(Figure collection entries)

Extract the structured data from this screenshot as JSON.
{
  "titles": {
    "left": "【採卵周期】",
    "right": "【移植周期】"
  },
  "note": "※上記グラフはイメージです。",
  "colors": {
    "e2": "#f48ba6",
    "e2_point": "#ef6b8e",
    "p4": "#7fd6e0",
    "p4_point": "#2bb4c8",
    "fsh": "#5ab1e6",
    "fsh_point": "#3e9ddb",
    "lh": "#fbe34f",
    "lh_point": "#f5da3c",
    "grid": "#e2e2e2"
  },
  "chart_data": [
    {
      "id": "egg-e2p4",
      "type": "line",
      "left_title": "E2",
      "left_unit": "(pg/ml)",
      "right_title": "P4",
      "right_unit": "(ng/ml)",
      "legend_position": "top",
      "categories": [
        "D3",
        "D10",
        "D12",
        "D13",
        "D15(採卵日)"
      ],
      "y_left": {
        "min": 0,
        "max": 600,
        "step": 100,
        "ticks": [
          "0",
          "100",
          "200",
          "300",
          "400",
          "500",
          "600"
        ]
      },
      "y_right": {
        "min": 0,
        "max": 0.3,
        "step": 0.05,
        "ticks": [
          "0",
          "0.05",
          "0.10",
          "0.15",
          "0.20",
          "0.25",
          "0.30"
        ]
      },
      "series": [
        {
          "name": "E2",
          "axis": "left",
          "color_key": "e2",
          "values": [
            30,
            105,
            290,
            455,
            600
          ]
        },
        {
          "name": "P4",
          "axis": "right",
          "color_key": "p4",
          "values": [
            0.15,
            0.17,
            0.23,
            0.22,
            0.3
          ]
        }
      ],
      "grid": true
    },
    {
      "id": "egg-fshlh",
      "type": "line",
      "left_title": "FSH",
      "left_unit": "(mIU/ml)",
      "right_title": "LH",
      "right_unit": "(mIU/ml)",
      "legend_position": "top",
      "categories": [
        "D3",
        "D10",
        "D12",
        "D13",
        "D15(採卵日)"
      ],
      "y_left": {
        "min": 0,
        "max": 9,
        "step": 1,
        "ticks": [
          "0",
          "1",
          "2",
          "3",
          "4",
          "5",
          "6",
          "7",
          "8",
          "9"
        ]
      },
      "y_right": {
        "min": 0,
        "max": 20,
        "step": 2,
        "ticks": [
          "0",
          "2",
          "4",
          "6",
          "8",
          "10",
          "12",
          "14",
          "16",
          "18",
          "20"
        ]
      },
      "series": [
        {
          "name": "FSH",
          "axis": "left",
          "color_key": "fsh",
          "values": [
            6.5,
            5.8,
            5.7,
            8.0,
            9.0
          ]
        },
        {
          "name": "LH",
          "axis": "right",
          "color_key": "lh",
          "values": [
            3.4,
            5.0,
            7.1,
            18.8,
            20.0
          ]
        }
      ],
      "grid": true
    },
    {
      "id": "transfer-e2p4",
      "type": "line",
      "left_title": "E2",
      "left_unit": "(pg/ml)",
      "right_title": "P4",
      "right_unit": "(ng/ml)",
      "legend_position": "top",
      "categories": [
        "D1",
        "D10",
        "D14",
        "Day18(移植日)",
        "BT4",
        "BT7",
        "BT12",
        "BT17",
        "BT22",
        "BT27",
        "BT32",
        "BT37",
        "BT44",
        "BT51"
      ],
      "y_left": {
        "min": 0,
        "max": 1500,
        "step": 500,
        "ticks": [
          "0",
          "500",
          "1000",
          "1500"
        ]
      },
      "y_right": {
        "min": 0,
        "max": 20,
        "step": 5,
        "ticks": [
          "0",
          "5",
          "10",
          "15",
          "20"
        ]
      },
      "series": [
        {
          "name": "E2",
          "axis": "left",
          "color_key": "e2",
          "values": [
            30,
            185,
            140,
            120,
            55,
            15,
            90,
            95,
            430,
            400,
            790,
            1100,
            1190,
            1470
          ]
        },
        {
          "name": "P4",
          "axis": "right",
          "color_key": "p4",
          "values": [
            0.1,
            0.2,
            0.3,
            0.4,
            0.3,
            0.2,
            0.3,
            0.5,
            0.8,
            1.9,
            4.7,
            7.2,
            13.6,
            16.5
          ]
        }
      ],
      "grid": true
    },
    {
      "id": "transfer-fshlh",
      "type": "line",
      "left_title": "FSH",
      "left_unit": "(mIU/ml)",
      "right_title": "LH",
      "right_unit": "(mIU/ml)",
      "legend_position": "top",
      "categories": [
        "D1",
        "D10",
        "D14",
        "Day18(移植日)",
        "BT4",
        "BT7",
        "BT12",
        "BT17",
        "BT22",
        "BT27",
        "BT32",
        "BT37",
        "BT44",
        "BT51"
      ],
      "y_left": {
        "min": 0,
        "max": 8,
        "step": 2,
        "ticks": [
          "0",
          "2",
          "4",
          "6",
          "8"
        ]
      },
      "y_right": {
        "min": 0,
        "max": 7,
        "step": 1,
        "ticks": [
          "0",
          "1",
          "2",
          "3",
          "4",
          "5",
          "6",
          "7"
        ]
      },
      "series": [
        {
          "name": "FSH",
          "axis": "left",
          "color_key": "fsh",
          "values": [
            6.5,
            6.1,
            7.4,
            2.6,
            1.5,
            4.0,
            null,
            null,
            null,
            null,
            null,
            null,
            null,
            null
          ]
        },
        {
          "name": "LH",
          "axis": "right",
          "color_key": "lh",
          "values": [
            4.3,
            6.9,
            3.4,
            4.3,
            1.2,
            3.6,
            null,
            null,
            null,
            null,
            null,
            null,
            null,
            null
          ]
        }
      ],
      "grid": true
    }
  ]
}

• _WRITTEN INSTRUCTION_: Copy every line of the material, please, keeping it exactly the same.

• _EXPECTED OUTPUT_:
Extract the structured data from this screenshot as JSON.
{
  "titles": {
    "left": "【採卵周期】",
    "right": "【移植周期】"
  },
  "note": "※上記グラフはイメージです。",
  "colors": {
    "e2": "#f48ba6",
    "e2_point": "#ef6b8e",
    "p4": "#7fd6e0",
    "p4_point": "#2bb4c8",
    "fsh": "#5ab1e6",
    "fsh_point": "#3e9ddb",
    "lh": "#fbe34f",
    "lh_point": "#f5da3c",
    "grid": "#e2e2e2"
  },
  "chart_data": [
    {
      "id": "egg-e2p4",
      "type": "line",
      "left_title": "E2",
      "left_unit": "(pg/ml)",
      "right_title": "P4",
      "right_unit": "(ng/ml)",
      "legend_position": "top",
      "categories": [
        "D3",
        "D10",
        "D12",
        "D13",
        "D15(採卵日)"
      ],
      "y_left": {
        "min": 0,
        "max": 600,
        "step": 100,
        "ticks": [
          "0",
          "100",
          "200",
          "300",
          "400",
          "500",
          "600"
        ]
      },
      "y_right": {
        "min": 0,
        "max": 0.3,
        "step": 0.05,
        "ticks": [
          "0",
          "0.05",
          "0.10",
          "0.15",
          "0.20",
          "0.25",
          "0.30"
        ]
      },
      "series": [
        {
          "name": "E2",
          "axis": "left",
          "color_key": "e2",
          "values": [
            30,
            105,
            290,
            455,
            600
          ]
        },
        {
          "name": "P4",
          "axis": "right",
          "color_key": "p4",
          "values": [
            0.15,
            0.17,
            0.23,
            0.22,
            0.3
          ]
        }
      ],
      "grid": true
    },
    {
      "id": "egg-fshlh",
      "type": "line",
      "left_title": "FSH",
      "left_unit": "(mIU/ml)",
      "right_title": "LH",
      "right_unit": "(mIU/ml)",
      "legend_position": "top",
      "categories": [
        "D3",
        "D10",
        "D12",
        "D13",
        "D15(採卵日)"
      ],
      "y_left": {
        "min": 0,
        "max": 9,
        "step": 1,
        "ticks": [
          "0",
          "1",
          "2",
          "3",
          "4",
          "5",
          "6",
          "7",
          "8",
          "9"
        ]
      },
      "y_right": {
        "min": 0,
        "max": 20,
        "step": 2,
        "ticks": [
          "0",
          "2",
          "4",
          "6",
          "8",
          "10",
          "12",
          "14",
          "16",
          "18",
          "20"
        ]
      },
      "series": [
        {
          "name": "FSH",
          "axis": "left",
          "color_key": "fsh",
          "values": [
            6.5,
            5.8,
            5.7,
            8.0,
            9.0
          ]
        },
        {
          "name": "LH",
          "axis": "right",
          "color_key": "lh",
          "values": [
            3.4,
            5.0,
            7.1,
            18.8,
            20.0
          ]
        }
      ],
      "grid": true
    },
    {
      "id": "transfer-e2p4",
      "type": "line",
      "left_title": "E2",
      "left_unit": "(pg/ml)",
      "right_title": "P4",
      "right_unit": "(ng/ml)",
      "legend_position": "top",
      "categories": [
        "D1",
        "D10",
        "D14",
        "Day18(移植日)",
        "BT4",
        "BT7",
        "BT12",
        "BT17",
        "BT22",
        "BT27",
        "BT32",
        "BT37",
        "BT44",
        "BT51"
      ],
      "y_left": {
        "min": 0,
        "max": 1500,
        "step": 500,
        "ticks": [
          "0",
          "500",
          "1000",
          "1500"
        ]
      },
      "y_right": {
        "min": 0,
        "max": 20,
        "step": 5,
        "ticks": [
          "0",
          "5",
          "10",
          "15",
          "20"
        ]
      },
      "series": [
        {
          "name": "E2",
          "axis": "left",
          "color_key": "e2",
          "values": [
            30,
            185,
            140,
            120,
            55,
            15,
            90,
            95,
            430,
            400,
            790,
            1100,
            1190,
            1470
          ]
        },
        {
          "name": "P4",
          "axis": "right",
          "color_key": "p4",
          "values": [
            0.1,
            0.2,
            0.3,
            0.4,
            0.3,
            0.2,
            0.3,
            0.5,
            0.8,
            1.9,
            4.7,
            7.2,
            13.6,
            16.5
          ]
        }
      ],
      "grid": true
    },
    {
      "id": "transfer-fshlh",
      "type": "line",
      "left_title": "FSH",
      "left_unit": "(mIU/ml)",
      "right_title": "LH",
      "right_unit": "(mIU/ml)",
      "legend_position": "top",
      "categories": [
        "D1",
        "D10",
        "D14",
        "Day18(移植日)",
        "BT4",
        "BT7",
        "BT12",
        "BT17",
        "BT22",
        "BT27",
        "BT32",
        "BT37",
        "BT44",
        "BT51"
      ],
      "y_left": {
        "min": 0,
        "max": 8,
        "step": 2,
        "ticks": [
          "0",
          "2",
          "4",
          "6",
          "8"
        ]
      },
      "y_right": {
        "min": 0,
        "max": 7,
        "step": 1,
        "ticks": [
          "0",
          "1",
          "2",
          "3",
          "4",
          "5",
          "6",
          "7"
        ]
      },
      "series": [
        {
          "name": "FSH",
          "axis": "left",
          "color_key": "fsh",
          "values": [
            6.5,
            6.1,
            7.4,
            2.6,
            1.5,
            4.0,
            null,
            null,
            null,
            null,
            null,
            null,
            null,
            null
          ]
        },
        {
          "name": "LH",
          "axis": "right",
          "color_key": "lh",
          "values": [
            4.3,
            6.9,
            3.4,
            4.3,
            1.2,
            3.6,
            null,
            null,
            null,
            null,
            null,
            null,
            null,
            null
          ]
        }
      ],
      "grid": true
    }
  ]
}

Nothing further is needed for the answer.